▶ TASK OBJECTIVE
Below are records to repeat exactly. Omit the pictures from the copy.

##############################

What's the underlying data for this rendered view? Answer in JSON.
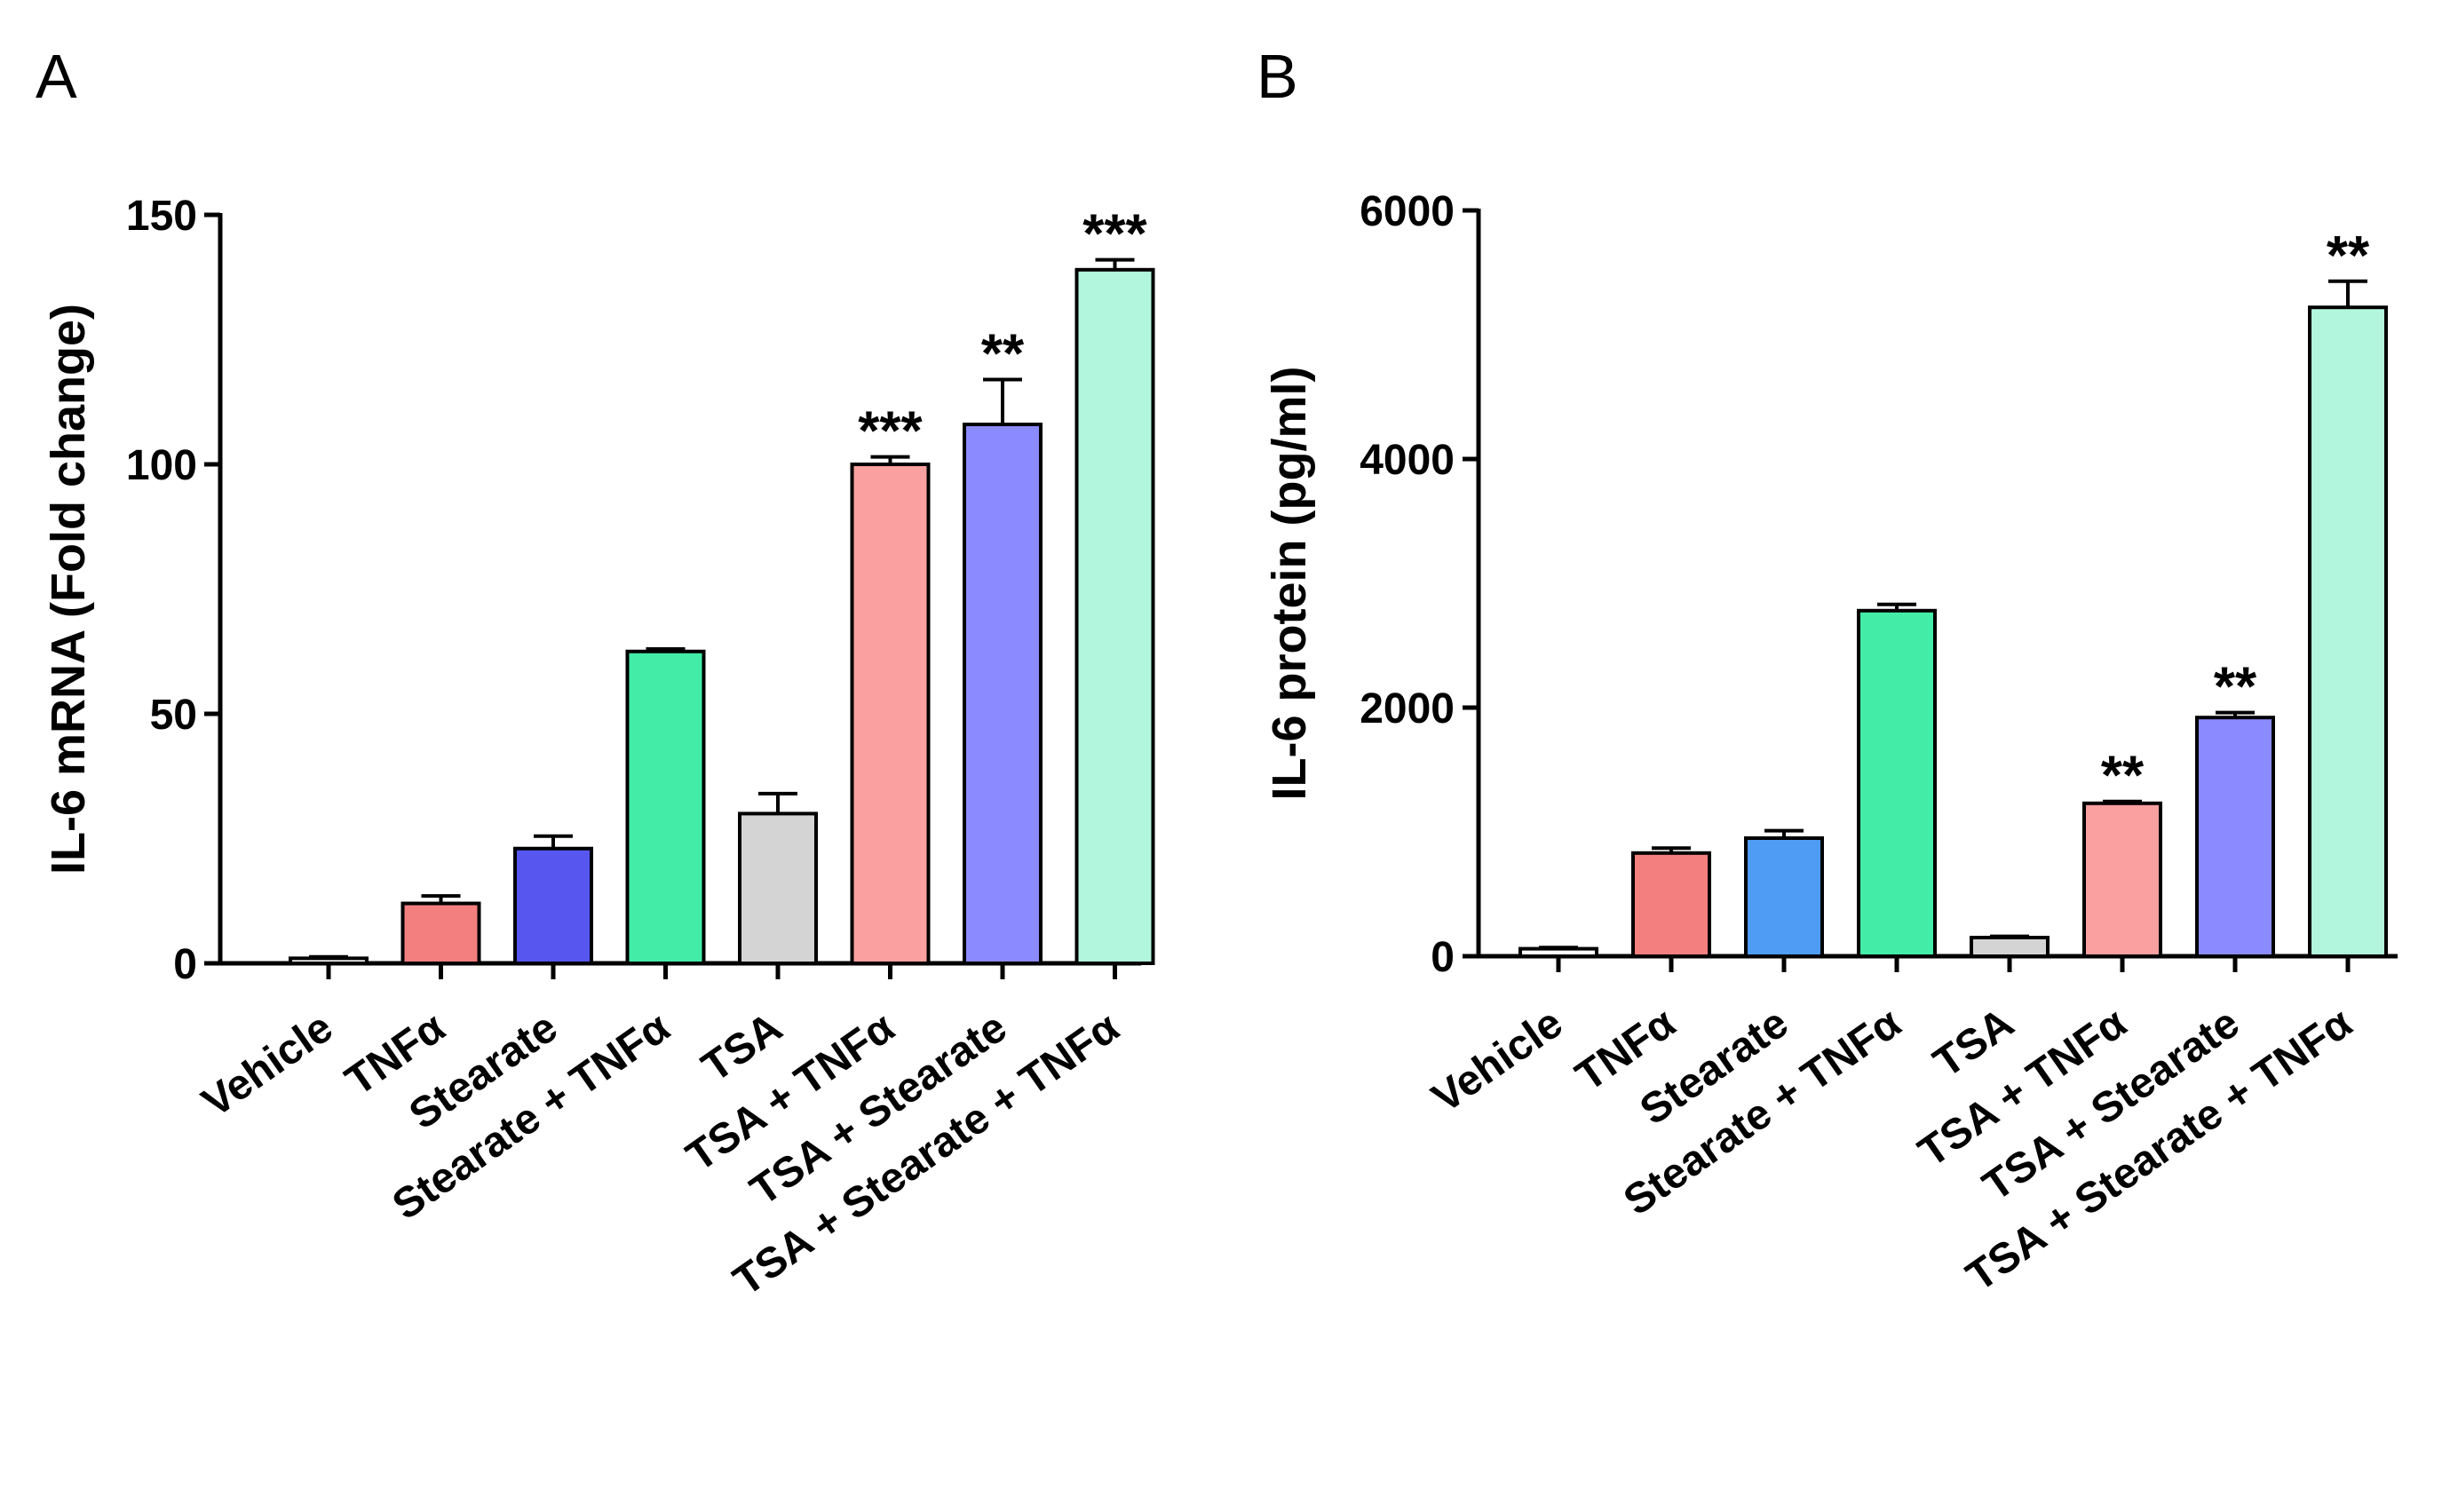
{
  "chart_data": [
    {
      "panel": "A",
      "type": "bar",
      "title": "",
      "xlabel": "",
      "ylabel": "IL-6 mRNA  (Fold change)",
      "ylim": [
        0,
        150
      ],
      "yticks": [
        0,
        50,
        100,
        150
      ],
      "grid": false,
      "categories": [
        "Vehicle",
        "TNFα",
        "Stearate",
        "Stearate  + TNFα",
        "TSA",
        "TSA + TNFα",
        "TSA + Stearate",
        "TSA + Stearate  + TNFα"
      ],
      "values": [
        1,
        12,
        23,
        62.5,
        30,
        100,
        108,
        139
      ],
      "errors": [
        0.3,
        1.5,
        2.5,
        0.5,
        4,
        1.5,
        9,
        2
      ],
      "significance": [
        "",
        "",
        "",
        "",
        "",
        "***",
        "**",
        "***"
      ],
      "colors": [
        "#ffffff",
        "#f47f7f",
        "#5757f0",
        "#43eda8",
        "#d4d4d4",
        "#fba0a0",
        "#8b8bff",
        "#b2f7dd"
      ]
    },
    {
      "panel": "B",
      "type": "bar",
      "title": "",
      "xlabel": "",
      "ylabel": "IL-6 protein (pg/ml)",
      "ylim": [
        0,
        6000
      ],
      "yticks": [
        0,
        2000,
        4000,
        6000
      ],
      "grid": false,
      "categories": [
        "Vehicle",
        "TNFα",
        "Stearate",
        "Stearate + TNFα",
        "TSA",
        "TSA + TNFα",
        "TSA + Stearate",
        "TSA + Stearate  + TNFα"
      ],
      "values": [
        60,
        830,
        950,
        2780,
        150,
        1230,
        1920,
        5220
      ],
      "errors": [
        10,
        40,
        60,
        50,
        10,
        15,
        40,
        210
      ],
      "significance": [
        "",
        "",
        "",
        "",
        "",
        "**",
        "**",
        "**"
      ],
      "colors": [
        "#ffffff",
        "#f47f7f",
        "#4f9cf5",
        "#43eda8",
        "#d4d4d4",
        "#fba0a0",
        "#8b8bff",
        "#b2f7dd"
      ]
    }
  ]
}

##############################

▶ THE COMPLETED TASK
What's the underlying data for this rendered view? Answer in JSON.
{
  "chart_data": [
    {
      "panel": "A",
      "type": "bar",
      "title": "",
      "xlabel": "",
      "ylabel": "IL-6 mRNA  (Fold change)",
      "ylim": [
        0,
        150
      ],
      "yticks": [
        0,
        50,
        100,
        150
      ],
      "grid": false,
      "categories": [
        "Vehicle",
        "TNFα",
        "Stearate",
        "Stearate  + TNFα",
        "TSA",
        "TSA + TNFα",
        "TSA + Stearate",
        "TSA + Stearate  + TNFα"
      ],
      "values": [
        1,
        12,
        23,
        62.5,
        30,
        100,
        108,
        139
      ],
      "errors": [
        0.3,
        1.5,
        2.5,
        0.5,
        4,
        1.5,
        9,
        2
      ],
      "significance": [
        "",
        "",
        "",
        "",
        "",
        "***",
        "**",
        "***"
      ],
      "colors": [
        "#ffffff",
        "#f47f7f",
        "#5757f0",
        "#43eda8",
        "#d4d4d4",
        "#fba0a0",
        "#8b8bff",
        "#b2f7dd"
      ]
    },
    {
      "panel": "B",
      "type": "bar",
      "title": "",
      "xlabel": "",
      "ylabel": "IL-6 protein (pg/ml)",
      "ylim": [
        0,
        6000
      ],
      "yticks": [
        0,
        2000,
        4000,
        6000
      ],
      "grid": false,
      "categories": [
        "Vehicle",
        "TNFα",
        "Stearate",
        "Stearate + TNFα",
        "TSA",
        "TSA + TNFα",
        "TSA + Stearate",
        "TSA + Stearate  + TNFα"
      ],
      "values": [
        60,
        830,
        950,
        2780,
        150,
        1230,
        1920,
        5220
      ],
      "errors": [
        10,
        40,
        60,
        50,
        10,
        15,
        40,
        210
      ],
      "significance": [
        "",
        "",
        "",
        "",
        "",
        "**",
        "**",
        "**"
      ],
      "colors": [
        "#ffffff",
        "#f47f7f",
        "#4f9cf5",
        "#43eda8",
        "#d4d4d4",
        "#fba0a0",
        "#8b8bff",
        "#b2f7dd"
      ]
    }
  ]
}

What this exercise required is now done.